**DIRECTIVE:**
Reproduce the records that follow in full, excluding any picture they contain.

**GIVEN RECORDS:**
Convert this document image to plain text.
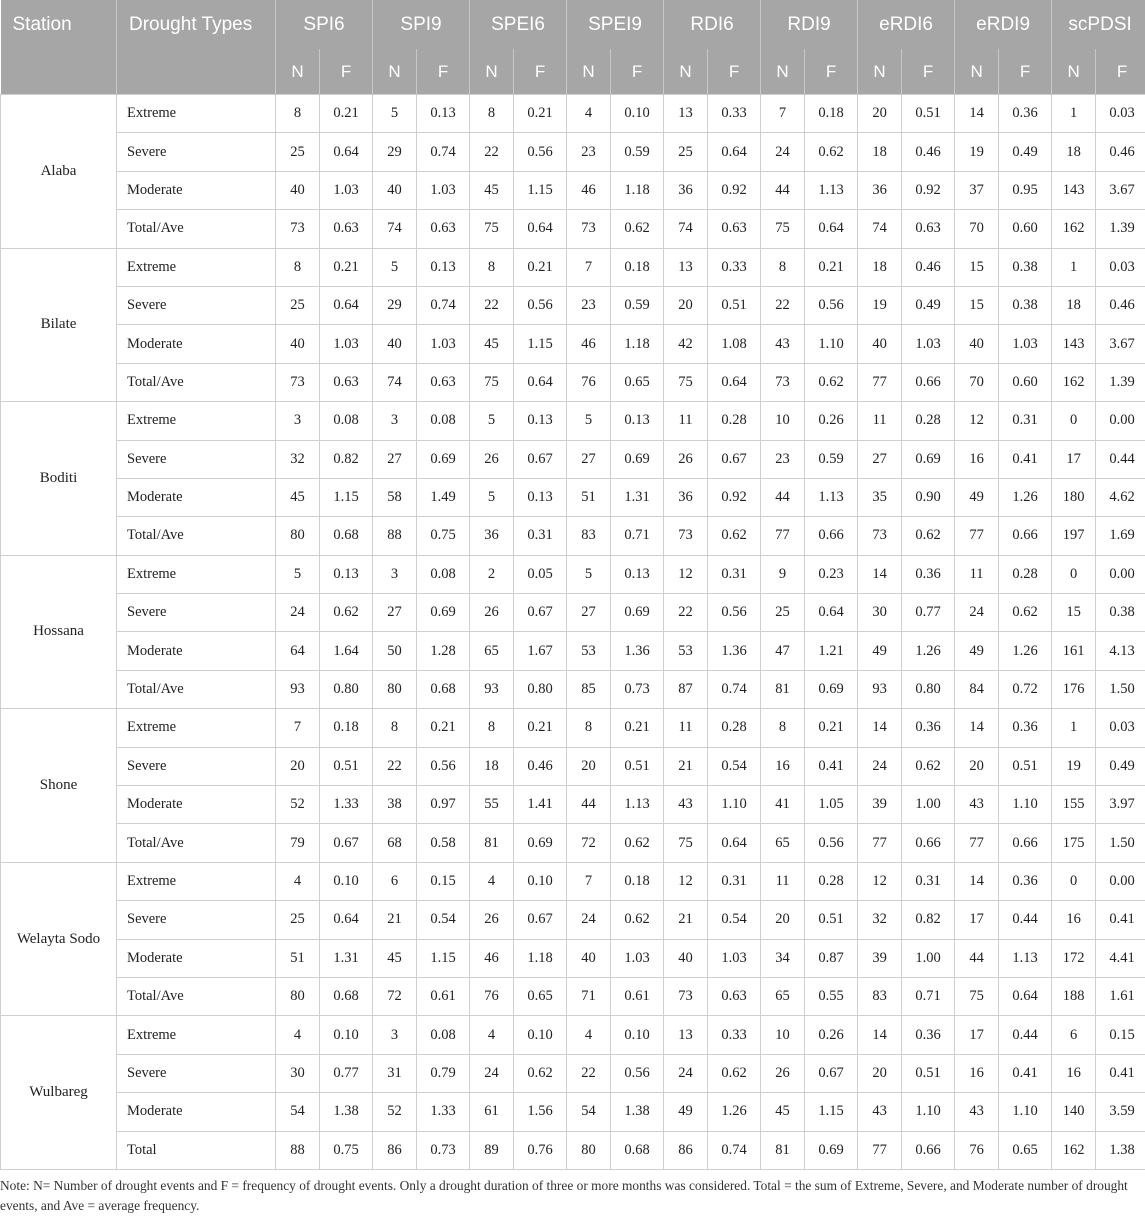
Station	Drought Types	SPI6		SPI9		SPEI6		SPEI9		RDI6		RDI9		eRDI6		eRDI9		scPDSI	
		N	F	N	F	N	F	N	F	N	F	N	F	N	F	N	F	N	F
Alaba	Extreme	8	0.21	5	0.13	8	0.21	4	0.10	13	0.33	7	0.18	20	0.51	14	0.36	1	0.03
	Severe	25	0.64	29	0.74	22	0.56	23	0.59	25	0.64	24	0.62	18	0.46	19	0.49	18	0.46
	Moderate	40	1.03	40	1.03	45	1.15	46	1.18	36	0.92	44	1.13	36	0.92	37	0.95	143	3.67
	Total/Ave	73	0.63	74	0.63	75	0.64	73	0.62	74	0.63	75	0.64	74	0.63	70	0.60	162	1.39
Bilate	Extreme	8	0.21	5	0.13	8	0.21	7	0.18	13	0.33	8	0.21	18	0.46	15	0.38	1	0.03
	Severe	25	0.64	29	0.74	22	0.56	23	0.59	20	0.51	22	0.56	19	0.49	15	0.38	18	0.46
	Moderate	40	1.03	40	1.03	45	1.15	46	1.18	42	1.08	43	1.10	40	1.03	40	1.03	143	3.67
	Total/Ave	73	0.63	74	0.63	75	0.64	76	0.65	75	0.64	73	0.62	77	0.66	70	0.60	162	1.39
Boditi	Extreme	3	0.08	3	0.08	5	0.13	5	0.13	11	0.28	10	0.26	11	0.28	12	0.31	0	0.00
	Severe	32	0.82	27	0.69	26	0.67	27	0.69	26	0.67	23	0.59	27	0.69	16	0.41	17	0.44
	Moderate	45	1.15	58	1.49	5	0.13	51	1.31	36	0.92	44	1.13	35	0.90	49	1.26	180	4.62
	Total/Ave	80	0.68	88	0.75	36	0.31	83	0.71	73	0.62	77	0.66	73	0.62	77	0.66	197	1.69
Hossana	Extreme	5	0.13	3	0.08	2	0.05	5	0.13	12	0.31	9	0.23	14	0.36	11	0.28	0	0.00
	Severe	24	0.62	27	0.69	26	0.67	27	0.69	22	0.56	25	0.64	30	0.77	24	0.62	15	0.38
	Moderate	64	1.64	50	1.28	65	1.67	53	1.36	53	1.36	47	1.21	49	1.26	49	1.26	161	4.13
	Total/Ave	93	0.80	80	0.68	93	0.80	85	0.73	87	0.74	81	0.69	93	0.80	84	0.72	176	1.50
Shone	Extreme	7	0.18	8	0.21	8	0.21	8	0.21	11	0.28	8	0.21	14	0.36	14	0.36	1	0.03
	Severe	20	0.51	22	0.56	18	0.46	20	0.51	21	0.54	16	0.41	24	0.62	20	0.51	19	0.49
	Moderate	52	1.33	38	0.97	55	1.41	44	1.13	43	1.10	41	1.05	39	1.00	43	1.10	155	3.97
	Total/Ave	79	0.67	68	0.58	81	0.69	72	0.62	75	0.64	65	0.56	77	0.66	77	0.66	175	1.50
Welayta Sodo	Extreme	4	0.10	6	0.15	4	0.10	7	0.18	12	0.31	11	0.28	12	0.31	14	0.36	0	0.00
	Severe	25	0.64	21	0.54	26	0.67	24	0.62	21	0.54	20	0.51	32	0.82	17	0.44	16	0.41
	Moderate	51	1.31	45	1.15	46	1.18	40	1.03	40	1.03	34	0.87	39	1.00	44	1.13	172	4.41
	Total/Ave	80	0.68	72	0.61	76	0.65	71	0.61	73	0.63	65	0.55	83	0.71	75	0.64	188	1.61
Wulbareg	Extreme	4	0.10	3	0.08	4	0.10	4	0.10	13	0.33	10	0.26	14	0.36	17	0.44	6	0.15
	Severe	30	0.77	31	0.79	24	0.62	22	0.56	24	0.62	26	0.67	20	0.51	16	0.41	16	0.41
	Moderate	54	1.38	52	1.33	61	1.56	54	1.38	49	1.26	45	1.15	43	1.10	43	1.10	140	3.59
	Total	88	0.75	86	0.73	89	0.76	80	0.68	86	0.74	81	0.69	77	0.66	76	0.65	162	1.38
Note: N= Number of drought events and F = frequency of drought events. Only a drought duration of three or more months was considered. Total = the sum of Extreme, Severe, and Moderate number of drought events, and Ave = average frequency.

**TASK SOLUTION:**
Convert this document image to plain text.
Station	Drought Types	SPI6		SPI9		SPEI6		SPEI9		RDI6		RDI9		eRDI6		eRDI9		scPDSI	
		N	F	N	F	N	F	N	F	N	F	N	F	N	F	N	F	N	F
Alaba	Extreme	8	0.21	5	0.13	8	0.21	4	0.10	13	0.33	7	0.18	20	0.51	14	0.36	1	0.03
	Severe	25	0.64	29	0.74	22	0.56	23	0.59	25	0.64	24	0.62	18	0.46	19	0.49	18	0.46
	Moderate	40	1.03	40	1.03	45	1.15	46	1.18	36	0.92	44	1.13	36	0.92	37	0.95	143	3.67
	Total/Ave	73	0.63	74	0.63	75	0.64	73	0.62	74	0.63	75	0.64	74	0.63	70	0.60	162	1.39
Bilate	Extreme	8	0.21	5	0.13	8	0.21	7	0.18	13	0.33	8	0.21	18	0.46	15	0.38	1	0.03
	Severe	25	0.64	29	0.74	22	0.56	23	0.59	20	0.51	22	0.56	19	0.49	15	0.38	18	0.46
	Moderate	40	1.03	40	1.03	45	1.15	46	1.18	42	1.08	43	1.10	40	1.03	40	1.03	143	3.67
	Total/Ave	73	0.63	74	0.63	75	0.64	76	0.65	75	0.64	73	0.62	77	0.66	70	0.60	162	1.39
Boditi	Extreme	3	0.08	3	0.08	5	0.13	5	0.13	11	0.28	10	0.26	11	0.28	12	0.31	0	0.00
	Severe	32	0.82	27	0.69	26	0.67	27	0.69	26	0.67	23	0.59	27	0.69	16	0.41	17	0.44
	Moderate	45	1.15	58	1.49	5	0.13	51	1.31	36	0.92	44	1.13	35	0.90	49	1.26	180	4.62
	Total/Ave	80	0.68	88	0.75	36	0.31	83	0.71	73	0.62	77	0.66	73	0.62	77	0.66	197	1.69
Hossana	Extreme	5	0.13	3	0.08	2	0.05	5	0.13	12	0.31	9	0.23	14	0.36	11	0.28	0	0.00
	Severe	24	0.62	27	0.69	26	0.67	27	0.69	22	0.56	25	0.64	30	0.77	24	0.62	15	0.38
	Moderate	64	1.64	50	1.28	65	1.67	53	1.36	53	1.36	47	1.21	49	1.26	49	1.26	161	4.13
	Total/Ave	93	0.80	80	0.68	93	0.80	85	0.73	87	0.74	81	0.69	93	0.80	84	0.72	176	1.50
Shone	Extreme	7	0.18	8	0.21	8	0.21	8	0.21	11	0.28	8	0.21	14	0.36	14	0.36	1	0.03
	Severe	20	0.51	22	0.56	18	0.46	20	0.51	21	0.54	16	0.41	24	0.62	20	0.51	19	0.49
	Moderate	52	1.33	38	0.97	55	1.41	44	1.13	43	1.10	41	1.05	39	1.00	43	1.10	155	3.97
	Total/Ave	79	0.67	68	0.58	81	0.69	72	0.62	75	0.64	65	0.56	77	0.66	77	0.66	175	1.50
Welayta Sodo	Extreme	4	0.10	6	0.15	4	0.10	7	0.18	12	0.31	11	0.28	12	0.31	14	0.36	0	0.00
	Severe	25	0.64	21	0.54	26	0.67	24	0.62	21	0.54	20	0.51	32	0.82	17	0.44	16	0.41
	Moderate	51	1.31	45	1.15	46	1.18	40	1.03	40	1.03	34	0.87	39	1.00	44	1.13	172	4.41
	Total/Ave	80	0.68	72	0.61	76	0.65	71	0.61	73	0.63	65	0.55	83	0.71	75	0.64	188	1.61
Wulbareg	Extreme	4	0.10	3	0.08	4	0.10	4	0.10	13	0.33	10	0.26	14	0.36	17	0.44	6	0.15
	Severe	30	0.77	31	0.79	24	0.62	22	0.56	24	0.62	26	0.67	20	0.51	16	0.41	16	0.41
	Moderate	54	1.38	52	1.33	61	1.56	54	1.38	49	1.26	45	1.15	43	1.10	43	1.10	140	3.59
	Total	88	0.75	86	0.73	89	0.76	80	0.68	86	0.74	81	0.69	77	0.66	76	0.65	162	1.38
Note: N= Number of drought events and F = frequency of drought events. Only a drought duration of three or more months was considered. Total = the sum of Extreme, Severe, and Moderate number of drought events, and Ave = average frequency.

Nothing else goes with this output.